EXERCISE INPUTS =>
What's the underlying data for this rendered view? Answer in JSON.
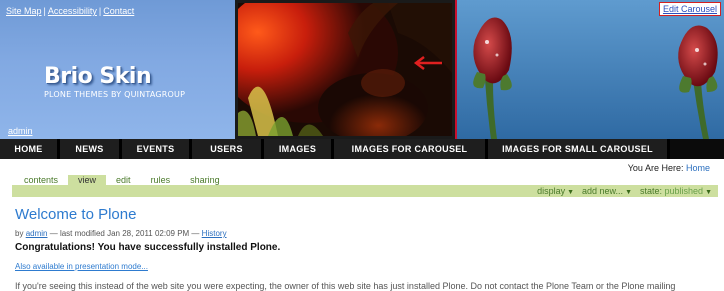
{
  "site_actions": {
    "site_map": "Site Map",
    "separator": "|",
    "accessibility": "Accessibility",
    "contact": "Contact"
  },
  "brand": {
    "title": "Brio Skin",
    "subtitle": "PLONE THEMES BY QUINTAGROUP"
  },
  "user": {
    "name": "admin"
  },
  "carousel": {
    "edit_link": "Edit Carousel",
    "arrow_icon": "left-arrow-icon",
    "arrow_color": "#e02020"
  },
  "global_nav": {
    "tabs": [
      {
        "label": "HOME"
      },
      {
        "label": "NEWS"
      },
      {
        "label": "EVENTS"
      },
      {
        "label": "USERS"
      },
      {
        "label": "IMAGES"
      },
      {
        "label": "IMAGES FOR CAROUSEL"
      },
      {
        "label": "IMAGES FOR SMALL CAROUSEL"
      }
    ]
  },
  "breadcrumbs": {
    "prefix": "You Are Here:",
    "home": "Home"
  },
  "content_views": {
    "tabs": [
      {
        "label": "contents"
      },
      {
        "label": "view"
      },
      {
        "label": "edit"
      },
      {
        "label": "rules"
      },
      {
        "label": "sharing"
      }
    ],
    "selected": "view"
  },
  "content_actions": {
    "display": "display",
    "add_new": "add new...",
    "state_label": "state:",
    "state_value": "published",
    "dropdown_icon": "triangle-down-icon"
  },
  "document": {
    "title": "Welcome to Plone",
    "byline": {
      "by": "by",
      "author": "admin",
      "modified": "— last modified Jan 28, 2011 02:09 PM —",
      "history": "History"
    },
    "congrats": "Congratulations! You have successfully installed Plone.",
    "presentation_link": "Also available in presentation mode...",
    "intro": "If you're seeing this instead of the web site you were expecting, the owner of this web site has just installed Plone. Do not contact the Plone Team or the Plone mailing"
  },
  "colors": {
    "brand_blue": "#82a9e2",
    "nav_background": "#0b0b0b",
    "view_tab_green": "#cddf9f",
    "link_blue": "#2e7bcf",
    "carousel_highlight": "#c8102e"
  }
}
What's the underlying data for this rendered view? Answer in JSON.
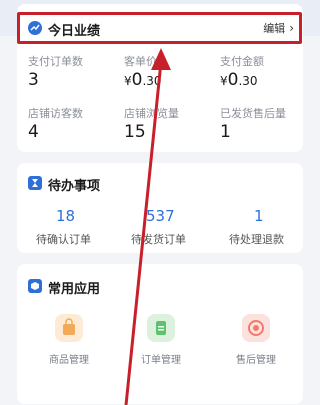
{
  "performance": {
    "title": "今日业绩",
    "edit_label": "编辑",
    "metrics": [
      {
        "label": "支付订单数",
        "value": "3"
      },
      {
        "label": "客单价",
        "currency": "¥",
        "int": "0",
        "dec": ".30"
      },
      {
        "label": "支付金额",
        "currency": "¥",
        "int": "0",
        "dec": ".30"
      },
      {
        "label": "店铺访客数",
        "value": "4"
      },
      {
        "label": "店铺浏览量",
        "value": "15"
      },
      {
        "label": "已发货售后量",
        "value": "1"
      }
    ]
  },
  "todo": {
    "title": "待办事项",
    "items": [
      {
        "count": "18",
        "label": "待确认订单"
      },
      {
        "count": "537",
        "label": "待发货订单"
      },
      {
        "count": "1",
        "label": "待处理退款"
      }
    ]
  },
  "apps": {
    "title": "常用应用",
    "items": [
      {
        "label": "商品管理",
        "icon": "bag-icon",
        "color": "#f3a95a"
      },
      {
        "label": "订单管理",
        "icon": "clipboard-icon",
        "color": "#5cc26c"
      },
      {
        "label": "售后管理",
        "icon": "refund-icon",
        "color": "#ef7b6c"
      }
    ]
  },
  "colors": {
    "accent": "#2f6fd8",
    "highlight": "#c8202a"
  }
}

PROBLEM STATEMENT =>
Working from the material above, transcribe it exactly while omitting pictures.

RESULT FOR THIS EXERCISE =>
What's the underlying data for this rendered view? Answer in JSON.
{
  "site_actions": {
    "site_map": "Site Map",
    "separator": "|",
    "accessibility": "Accessibility",
    "contact": "Contact"
  },
  "brand": {
    "title": "Brio Skin",
    "subtitle": "PLONE THEMES BY QUINTAGROUP"
  },
  "user": {
    "name": "admin"
  },
  "carousel": {
    "edit_link": "Edit Carousel",
    "arrow_icon": "left-arrow-icon",
    "arrow_color": "#e02020"
  },
  "global_nav": {
    "tabs": [
      {
        "label": "HOME"
      },
      {
        "label": "NEWS"
      },
      {
        "label": "EVENTS"
      },
      {
        "label": "USERS"
      },
      {
        "label": "IMAGES"
      },
      {
        "label": "IMAGES FOR CAROUSEL"
      },
      {
        "label": "IMAGES FOR SMALL CAROUSEL"
      }
    ]
  },
  "breadcrumbs": {
    "prefix": "You Are Here:",
    "home": "Home"
  },
  "content_views": {
    "tabs": [
      {
        "label": "contents"
      },
      {
        "label": "view"
      },
      {
        "label": "edit"
      },
      {
        "label": "rules"
      },
      {
        "label": "sharing"
      }
    ],
    "selected": "view"
  },
  "content_actions": {
    "display": "display",
    "add_new": "add new...",
    "state_label": "state:",
    "state_value": "published",
    "dropdown_icon": "triangle-down-icon"
  },
  "document": {
    "title": "Welcome to Plone",
    "byline": {
      "by": "by",
      "author": "admin",
      "modified": "— last modified Jan 28, 2011 02:09 PM —",
      "history": "History"
    },
    "congrats": "Congratulations! You have successfully installed Plone.",
    "presentation_link": "Also available in presentation mode...",
    "intro": "If you're seeing this instead of the web site you were expecting, the owner of this web site has just installed Plone. Do not contact the Plone Team or the Plone mailing"
  },
  "colors": {
    "brand_blue": "#82a9e2",
    "nav_background": "#0b0b0b",
    "view_tab_green": "#cddf9f",
    "link_blue": "#2e7bcf",
    "carousel_highlight": "#c8102e"
  }
}
What's the underlying data for this rendered view? Answer in JSON.
{
  "performance": {
    "title": "今日业绩",
    "edit_label": "编辑",
    "metrics": [
      {
        "label": "支付订单数",
        "value": "3"
      },
      {
        "label": "客单价",
        "currency": "¥",
        "int": "0",
        "dec": ".30"
      },
      {
        "label": "支付金额",
        "currency": "¥",
        "int": "0",
        "dec": ".30"
      },
      {
        "label": "店铺访客数",
        "value": "4"
      },
      {
        "label": "店铺浏览量",
        "value": "15"
      },
      {
        "label": "已发货售后量",
        "value": "1"
      }
    ]
  },
  "todo": {
    "title": "待办事项",
    "items": [
      {
        "count": "18",
        "label": "待确认订单"
      },
      {
        "count": "537",
        "label": "待发货订单"
      },
      {
        "count": "1",
        "label": "待处理退款"
      }
    ]
  },
  "apps": {
    "title": "常用应用",
    "items": [
      {
        "label": "商品管理",
        "icon": "bag-icon",
        "color": "#f3a95a"
      },
      {
        "label": "订单管理",
        "icon": "clipboard-icon",
        "color": "#5cc26c"
      },
      {
        "label": "售后管理",
        "icon": "refund-icon",
        "color": "#ef7b6c"
      }
    ]
  },
  "colors": {
    "accent": "#2f6fd8",
    "highlight": "#c8202a"
  }
}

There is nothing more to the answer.